■ SUPPLIED RECORDS ■
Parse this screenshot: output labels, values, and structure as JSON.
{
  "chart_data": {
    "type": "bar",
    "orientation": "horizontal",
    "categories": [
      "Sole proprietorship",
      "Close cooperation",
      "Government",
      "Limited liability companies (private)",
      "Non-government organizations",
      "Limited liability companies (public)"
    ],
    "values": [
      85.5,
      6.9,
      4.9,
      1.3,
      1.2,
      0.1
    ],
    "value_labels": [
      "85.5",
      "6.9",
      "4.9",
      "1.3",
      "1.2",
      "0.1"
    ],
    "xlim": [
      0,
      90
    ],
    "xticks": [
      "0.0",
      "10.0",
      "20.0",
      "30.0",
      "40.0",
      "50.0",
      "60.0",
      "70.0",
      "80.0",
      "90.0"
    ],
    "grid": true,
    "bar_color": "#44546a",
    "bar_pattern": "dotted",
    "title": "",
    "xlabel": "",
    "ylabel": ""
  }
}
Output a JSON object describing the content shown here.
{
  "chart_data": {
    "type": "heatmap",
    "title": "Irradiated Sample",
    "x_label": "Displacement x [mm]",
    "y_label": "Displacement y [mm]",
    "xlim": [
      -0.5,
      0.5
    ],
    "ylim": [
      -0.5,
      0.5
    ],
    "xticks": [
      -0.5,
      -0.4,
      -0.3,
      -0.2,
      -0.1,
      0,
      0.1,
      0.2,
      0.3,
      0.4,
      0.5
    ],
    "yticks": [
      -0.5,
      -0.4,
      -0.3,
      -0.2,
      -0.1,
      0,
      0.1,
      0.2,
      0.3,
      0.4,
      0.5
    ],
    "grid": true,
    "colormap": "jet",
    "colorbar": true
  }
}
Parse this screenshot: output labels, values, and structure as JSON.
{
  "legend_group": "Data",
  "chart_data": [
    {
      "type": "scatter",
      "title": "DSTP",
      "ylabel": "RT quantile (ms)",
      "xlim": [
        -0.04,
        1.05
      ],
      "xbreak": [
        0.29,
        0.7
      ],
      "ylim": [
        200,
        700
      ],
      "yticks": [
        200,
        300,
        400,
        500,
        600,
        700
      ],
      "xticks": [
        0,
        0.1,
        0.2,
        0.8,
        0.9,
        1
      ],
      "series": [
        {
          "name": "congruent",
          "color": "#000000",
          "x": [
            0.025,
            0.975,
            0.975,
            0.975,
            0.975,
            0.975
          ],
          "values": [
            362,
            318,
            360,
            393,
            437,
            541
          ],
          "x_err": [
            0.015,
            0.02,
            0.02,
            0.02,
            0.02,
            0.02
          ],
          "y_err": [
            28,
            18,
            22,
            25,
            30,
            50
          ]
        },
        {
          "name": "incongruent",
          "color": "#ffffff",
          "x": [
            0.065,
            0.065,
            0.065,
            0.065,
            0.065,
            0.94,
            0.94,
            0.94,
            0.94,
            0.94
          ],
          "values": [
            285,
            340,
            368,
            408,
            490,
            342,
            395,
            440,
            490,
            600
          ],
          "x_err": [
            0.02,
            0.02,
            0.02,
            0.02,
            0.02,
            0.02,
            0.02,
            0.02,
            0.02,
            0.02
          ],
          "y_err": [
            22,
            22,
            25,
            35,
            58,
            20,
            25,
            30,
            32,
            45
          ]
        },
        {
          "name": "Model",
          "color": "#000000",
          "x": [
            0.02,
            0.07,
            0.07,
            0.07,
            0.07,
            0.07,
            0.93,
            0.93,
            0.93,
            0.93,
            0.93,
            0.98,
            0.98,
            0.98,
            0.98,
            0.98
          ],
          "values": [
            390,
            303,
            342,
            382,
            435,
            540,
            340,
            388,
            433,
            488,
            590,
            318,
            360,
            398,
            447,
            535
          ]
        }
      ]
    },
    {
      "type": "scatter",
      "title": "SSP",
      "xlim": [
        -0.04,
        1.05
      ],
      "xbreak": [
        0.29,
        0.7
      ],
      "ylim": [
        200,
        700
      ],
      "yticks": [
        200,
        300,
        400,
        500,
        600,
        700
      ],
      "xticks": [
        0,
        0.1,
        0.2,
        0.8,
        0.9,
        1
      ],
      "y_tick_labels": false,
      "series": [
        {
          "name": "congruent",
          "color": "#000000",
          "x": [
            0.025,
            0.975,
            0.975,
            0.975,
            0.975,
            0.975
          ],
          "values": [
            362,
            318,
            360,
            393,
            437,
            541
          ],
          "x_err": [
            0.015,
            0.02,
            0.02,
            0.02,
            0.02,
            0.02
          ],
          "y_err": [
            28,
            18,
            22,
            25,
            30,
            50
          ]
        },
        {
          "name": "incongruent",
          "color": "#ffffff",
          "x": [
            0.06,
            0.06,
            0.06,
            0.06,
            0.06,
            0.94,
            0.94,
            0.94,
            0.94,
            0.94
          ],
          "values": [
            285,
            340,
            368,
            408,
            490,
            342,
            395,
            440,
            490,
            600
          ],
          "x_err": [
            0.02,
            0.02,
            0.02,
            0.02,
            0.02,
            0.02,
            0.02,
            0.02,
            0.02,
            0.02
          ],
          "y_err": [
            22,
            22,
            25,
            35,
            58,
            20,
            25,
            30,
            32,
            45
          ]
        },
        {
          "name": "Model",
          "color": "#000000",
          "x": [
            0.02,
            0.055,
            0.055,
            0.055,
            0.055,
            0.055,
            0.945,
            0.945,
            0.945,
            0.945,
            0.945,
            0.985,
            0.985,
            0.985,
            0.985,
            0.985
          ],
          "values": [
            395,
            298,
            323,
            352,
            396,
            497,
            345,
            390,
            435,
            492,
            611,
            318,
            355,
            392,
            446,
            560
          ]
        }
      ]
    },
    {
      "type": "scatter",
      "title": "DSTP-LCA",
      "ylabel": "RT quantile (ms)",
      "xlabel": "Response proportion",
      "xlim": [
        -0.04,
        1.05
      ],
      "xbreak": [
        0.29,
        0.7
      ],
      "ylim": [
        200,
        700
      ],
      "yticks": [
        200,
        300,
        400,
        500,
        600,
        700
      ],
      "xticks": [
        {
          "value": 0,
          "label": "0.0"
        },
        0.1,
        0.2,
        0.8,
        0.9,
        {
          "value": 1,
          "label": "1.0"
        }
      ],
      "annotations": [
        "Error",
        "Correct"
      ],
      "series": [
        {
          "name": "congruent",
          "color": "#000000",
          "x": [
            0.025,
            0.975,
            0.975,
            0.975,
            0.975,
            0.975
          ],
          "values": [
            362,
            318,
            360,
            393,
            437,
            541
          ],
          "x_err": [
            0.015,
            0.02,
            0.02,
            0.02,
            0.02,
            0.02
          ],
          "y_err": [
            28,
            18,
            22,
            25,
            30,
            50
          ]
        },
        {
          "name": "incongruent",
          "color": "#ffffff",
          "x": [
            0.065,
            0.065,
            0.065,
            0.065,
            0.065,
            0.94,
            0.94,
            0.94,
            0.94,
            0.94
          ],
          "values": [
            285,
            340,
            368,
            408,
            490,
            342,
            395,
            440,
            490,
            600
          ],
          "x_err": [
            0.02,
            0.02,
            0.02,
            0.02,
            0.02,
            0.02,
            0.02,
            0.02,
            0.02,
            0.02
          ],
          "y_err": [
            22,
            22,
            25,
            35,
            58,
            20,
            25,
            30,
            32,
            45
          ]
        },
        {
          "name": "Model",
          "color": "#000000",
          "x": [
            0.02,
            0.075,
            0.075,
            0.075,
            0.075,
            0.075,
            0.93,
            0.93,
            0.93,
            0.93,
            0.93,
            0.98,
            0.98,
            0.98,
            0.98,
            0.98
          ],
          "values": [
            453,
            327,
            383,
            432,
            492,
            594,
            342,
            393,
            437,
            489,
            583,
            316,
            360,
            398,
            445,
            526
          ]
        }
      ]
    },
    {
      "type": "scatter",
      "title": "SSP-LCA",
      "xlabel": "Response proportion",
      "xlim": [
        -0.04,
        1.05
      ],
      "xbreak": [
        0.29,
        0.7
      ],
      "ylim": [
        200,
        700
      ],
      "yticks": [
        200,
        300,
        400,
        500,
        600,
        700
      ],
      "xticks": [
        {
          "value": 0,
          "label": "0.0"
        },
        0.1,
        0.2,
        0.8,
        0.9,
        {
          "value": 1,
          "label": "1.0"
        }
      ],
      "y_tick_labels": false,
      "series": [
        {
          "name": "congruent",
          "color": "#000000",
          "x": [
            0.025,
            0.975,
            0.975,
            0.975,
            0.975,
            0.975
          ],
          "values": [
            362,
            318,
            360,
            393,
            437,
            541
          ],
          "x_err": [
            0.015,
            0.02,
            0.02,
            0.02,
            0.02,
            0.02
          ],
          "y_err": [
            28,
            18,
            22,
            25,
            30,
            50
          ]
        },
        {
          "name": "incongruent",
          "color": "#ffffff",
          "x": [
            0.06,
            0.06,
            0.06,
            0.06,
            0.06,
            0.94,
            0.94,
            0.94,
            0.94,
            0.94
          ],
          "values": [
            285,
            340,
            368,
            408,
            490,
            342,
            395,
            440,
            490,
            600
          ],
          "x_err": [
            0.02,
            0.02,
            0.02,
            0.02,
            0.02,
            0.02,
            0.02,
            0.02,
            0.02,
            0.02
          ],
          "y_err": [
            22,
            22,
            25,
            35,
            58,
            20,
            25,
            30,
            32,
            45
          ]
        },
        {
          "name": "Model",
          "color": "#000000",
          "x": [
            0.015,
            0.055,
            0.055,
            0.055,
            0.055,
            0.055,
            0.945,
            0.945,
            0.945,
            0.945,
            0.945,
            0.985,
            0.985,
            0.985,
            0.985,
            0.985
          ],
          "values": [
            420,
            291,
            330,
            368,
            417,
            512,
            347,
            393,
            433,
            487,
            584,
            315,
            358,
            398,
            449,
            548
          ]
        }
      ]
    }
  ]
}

■ GOAL OF THE EXERCISE ■
Where a line of the entries contains the word "companies", copy that line.

■ WORKED SOLUTION ■
      "Limited liability companies (private)",
      "Limited liability companies (public)"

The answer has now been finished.